Set down the whole listing verbatim.

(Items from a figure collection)
# # # #
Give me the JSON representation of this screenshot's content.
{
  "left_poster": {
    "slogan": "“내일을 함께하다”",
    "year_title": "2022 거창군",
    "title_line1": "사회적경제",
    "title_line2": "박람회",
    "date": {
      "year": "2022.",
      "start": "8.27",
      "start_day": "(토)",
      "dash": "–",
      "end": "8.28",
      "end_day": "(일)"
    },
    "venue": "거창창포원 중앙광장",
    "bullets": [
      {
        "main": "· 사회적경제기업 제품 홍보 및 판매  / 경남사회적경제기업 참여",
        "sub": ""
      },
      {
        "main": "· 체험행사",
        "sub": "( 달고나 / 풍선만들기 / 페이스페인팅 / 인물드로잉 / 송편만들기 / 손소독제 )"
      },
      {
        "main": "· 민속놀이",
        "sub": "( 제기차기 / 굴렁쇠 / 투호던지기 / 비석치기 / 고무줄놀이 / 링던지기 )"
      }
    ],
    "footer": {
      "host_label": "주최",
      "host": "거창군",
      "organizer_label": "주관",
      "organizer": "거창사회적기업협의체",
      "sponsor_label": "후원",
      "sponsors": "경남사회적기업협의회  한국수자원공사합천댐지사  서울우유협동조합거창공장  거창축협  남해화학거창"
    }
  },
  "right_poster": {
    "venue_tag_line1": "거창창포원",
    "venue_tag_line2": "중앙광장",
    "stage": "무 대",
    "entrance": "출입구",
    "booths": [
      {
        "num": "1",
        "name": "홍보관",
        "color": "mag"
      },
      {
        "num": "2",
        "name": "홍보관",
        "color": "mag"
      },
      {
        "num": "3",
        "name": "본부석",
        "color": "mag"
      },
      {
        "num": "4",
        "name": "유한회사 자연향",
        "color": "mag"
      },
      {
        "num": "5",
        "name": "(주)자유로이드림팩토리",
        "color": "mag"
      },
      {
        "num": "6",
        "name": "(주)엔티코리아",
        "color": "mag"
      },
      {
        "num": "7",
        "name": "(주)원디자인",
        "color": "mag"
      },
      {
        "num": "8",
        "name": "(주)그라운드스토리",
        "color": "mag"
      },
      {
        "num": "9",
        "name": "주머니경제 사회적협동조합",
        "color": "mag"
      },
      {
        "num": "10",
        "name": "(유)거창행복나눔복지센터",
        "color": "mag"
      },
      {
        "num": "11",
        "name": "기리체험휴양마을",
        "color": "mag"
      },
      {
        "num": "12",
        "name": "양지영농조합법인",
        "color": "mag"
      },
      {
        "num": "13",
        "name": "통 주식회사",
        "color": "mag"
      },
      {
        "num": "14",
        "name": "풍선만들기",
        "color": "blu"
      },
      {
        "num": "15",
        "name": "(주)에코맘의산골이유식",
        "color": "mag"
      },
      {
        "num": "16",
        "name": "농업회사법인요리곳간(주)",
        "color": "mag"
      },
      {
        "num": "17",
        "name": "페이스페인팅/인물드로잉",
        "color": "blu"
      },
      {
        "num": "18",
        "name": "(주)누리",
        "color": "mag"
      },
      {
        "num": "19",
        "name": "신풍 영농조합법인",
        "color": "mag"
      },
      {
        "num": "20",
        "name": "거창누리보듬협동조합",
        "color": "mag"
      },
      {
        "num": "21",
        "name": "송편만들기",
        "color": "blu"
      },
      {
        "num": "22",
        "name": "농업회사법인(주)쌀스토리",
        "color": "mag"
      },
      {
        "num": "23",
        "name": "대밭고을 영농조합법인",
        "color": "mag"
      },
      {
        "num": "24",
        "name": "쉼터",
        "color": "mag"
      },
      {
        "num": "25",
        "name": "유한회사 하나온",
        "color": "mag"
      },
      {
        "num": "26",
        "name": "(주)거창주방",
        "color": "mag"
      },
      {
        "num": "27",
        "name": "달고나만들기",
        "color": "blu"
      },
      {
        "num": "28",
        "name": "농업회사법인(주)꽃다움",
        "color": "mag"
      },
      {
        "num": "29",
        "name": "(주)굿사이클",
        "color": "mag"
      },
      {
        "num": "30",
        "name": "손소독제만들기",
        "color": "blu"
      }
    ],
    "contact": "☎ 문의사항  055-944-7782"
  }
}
# # # #
Finished task:
Give me the JSON representation of this screenshot's content.
{
  "left_poster": {
    "slogan": "“내일을 함께하다”",
    "year_title": "2022 거창군",
    "title_line1": "사회적경제",
    "title_line2": "박람회",
    "date": {
      "year": "2022.",
      "start": "8.27",
      "start_day": "(토)",
      "dash": "–",
      "end": "8.28",
      "end_day": "(일)"
    },
    "venue": "거창창포원 중앙광장",
    "bullets": [
      {
        "main": "· 사회적경제기업 제품 홍보 및 판매  / 경남사회적경제기업 참여",
        "sub": ""
      },
      {
        "main": "· 체험행사",
        "sub": "( 달고나 / 풍선만들기 / 페이스페인팅 / 인물드로잉 / 송편만들기 / 손소독제 )"
      },
      {
        "main": "· 민속놀이",
        "sub": "( 제기차기 / 굴렁쇠 / 투호던지기 / 비석치기 / 고무줄놀이 / 링던지기 )"
      }
    ],
    "footer": {
      "host_label": "주최",
      "host": "거창군",
      "organizer_label": "주관",
      "organizer": "거창사회적기업협의체",
      "sponsor_label": "후원",
      "sponsors": "경남사회적기업협의회  한국수자원공사합천댐지사  서울우유협동조합거창공장  거창축협  남해화학거창"
    }
  },
  "right_poster": {
    "venue_tag_line1": "거창창포원",
    "venue_tag_line2": "중앙광장",
    "stage": "무 대",
    "entrance": "출입구",
    "booths": [
      {
        "num": "1",
        "name": "홍보관",
        "color": "mag"
      },
      {
        "num": "2",
        "name": "홍보관",
        "color": "mag"
      },
      {
        "num": "3",
        "name": "본부석",
        "color": "mag"
      },
      {
        "num": "4",
        "name": "유한회사 자연향",
        "color": "mag"
      },
      {
        "num": "5",
        "name": "(주)자유로이드림팩토리",
        "color": "mag"
      },
      {
        "num": "6",
        "name": "(주)엔티코리아",
        "color": "mag"
      },
      {
        "num": "7",
        "name": "(주)원디자인",
        "color": "mag"
      },
      {
        "num": "8",
        "name": "(주)그라운드스토리",
        "color": "mag"
      },
      {
        "num": "9",
        "name": "주머니경제 사회적협동조합",
        "color": "mag"
      },
      {
        "num": "10",
        "name": "(유)거창행복나눔복지센터",
        "color": "mag"
      },
      {
        "num": "11",
        "name": "기리체험휴양마을",
        "color": "mag"
      },
      {
        "num": "12",
        "name": "양지영농조합법인",
        "color": "mag"
      },
      {
        "num": "13",
        "name": "통 주식회사",
        "color": "mag"
      },
      {
        "num": "14",
        "name": "풍선만들기",
        "color": "blu"
      },
      {
        "num": "15",
        "name": "(주)에코맘의산골이유식",
        "color": "mag"
      },
      {
        "num": "16",
        "name": "농업회사법인요리곳간(주)",
        "color": "mag"
      },
      {
        "num": "17",
        "name": "페이스페인팅/인물드로잉",
        "color": "blu"
      },
      {
        "num": "18",
        "name": "(주)누리",
        "color": "mag"
      },
      {
        "num": "19",
        "name": "신풍 영농조합법인",
        "color": "mag"
      },
      {
        "num": "20",
        "name": "거창누리보듬협동조합",
        "color": "mag"
      },
      {
        "num": "21",
        "name": "송편만들기",
        "color": "blu"
      },
      {
        "num": "22",
        "name": "농업회사법인(주)쌀스토리",
        "color": "mag"
      },
      {
        "num": "23",
        "name": "대밭고을 영농조합법인",
        "color": "mag"
      },
      {
        "num": "24",
        "name": "쉼터",
        "color": "mag"
      },
      {
        "num": "25",
        "name": "유한회사 하나온",
        "color": "mag"
      },
      {
        "num": "26",
        "name": "(주)거창주방",
        "color": "mag"
      },
      {
        "num": "27",
        "name": "달고나만들기",
        "color": "blu"
      },
      {
        "num": "28",
        "name": "농업회사법인(주)꽃다움",
        "color": "mag"
      },
      {
        "num": "29",
        "name": "(주)굿사이클",
        "color": "mag"
      },
      {
        "num": "30",
        "name": "손소독제만들기",
        "color": "blu"
      }
    ],
    "contact": "☎ 문의사항  055-944-7782"
  }
}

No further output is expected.